→ Material for this task

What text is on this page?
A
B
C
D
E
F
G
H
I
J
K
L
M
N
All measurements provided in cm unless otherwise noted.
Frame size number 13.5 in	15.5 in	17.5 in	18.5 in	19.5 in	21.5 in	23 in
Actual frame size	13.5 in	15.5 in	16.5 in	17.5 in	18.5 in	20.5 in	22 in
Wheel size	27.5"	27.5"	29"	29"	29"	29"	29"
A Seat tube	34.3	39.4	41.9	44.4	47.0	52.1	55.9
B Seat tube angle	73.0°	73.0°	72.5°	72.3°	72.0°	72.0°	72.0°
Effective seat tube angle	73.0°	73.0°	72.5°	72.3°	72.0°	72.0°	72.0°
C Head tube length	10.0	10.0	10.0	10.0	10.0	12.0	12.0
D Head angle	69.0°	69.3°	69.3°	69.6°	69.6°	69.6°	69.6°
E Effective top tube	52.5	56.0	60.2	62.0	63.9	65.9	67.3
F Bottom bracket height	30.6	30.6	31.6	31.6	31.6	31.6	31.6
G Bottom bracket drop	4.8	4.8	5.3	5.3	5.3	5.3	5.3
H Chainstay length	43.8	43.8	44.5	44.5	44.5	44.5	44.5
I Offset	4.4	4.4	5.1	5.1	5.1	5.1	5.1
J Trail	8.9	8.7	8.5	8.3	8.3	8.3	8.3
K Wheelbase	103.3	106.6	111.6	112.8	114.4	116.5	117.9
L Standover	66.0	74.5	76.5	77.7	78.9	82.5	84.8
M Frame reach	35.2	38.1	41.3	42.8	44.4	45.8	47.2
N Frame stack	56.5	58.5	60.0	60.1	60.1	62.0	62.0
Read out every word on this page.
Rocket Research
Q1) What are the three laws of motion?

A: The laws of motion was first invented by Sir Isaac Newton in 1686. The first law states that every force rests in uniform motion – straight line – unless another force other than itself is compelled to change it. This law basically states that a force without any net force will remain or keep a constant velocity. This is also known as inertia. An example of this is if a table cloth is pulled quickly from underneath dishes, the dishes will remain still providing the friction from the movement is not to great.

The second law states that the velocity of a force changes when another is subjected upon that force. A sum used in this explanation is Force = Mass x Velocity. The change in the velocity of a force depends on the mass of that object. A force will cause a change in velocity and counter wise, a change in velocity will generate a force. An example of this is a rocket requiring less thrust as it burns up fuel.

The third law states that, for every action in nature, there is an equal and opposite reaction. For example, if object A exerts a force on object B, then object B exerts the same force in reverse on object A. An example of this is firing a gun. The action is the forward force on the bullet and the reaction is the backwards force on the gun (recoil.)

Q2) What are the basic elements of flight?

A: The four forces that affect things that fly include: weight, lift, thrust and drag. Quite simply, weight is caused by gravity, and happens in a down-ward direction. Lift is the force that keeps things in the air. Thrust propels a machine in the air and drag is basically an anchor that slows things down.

→ What you have to do
Copy the lines from the entries above in which the word "page" appears.

→ Exercise response
What text is on this page?
Read out every word on this page.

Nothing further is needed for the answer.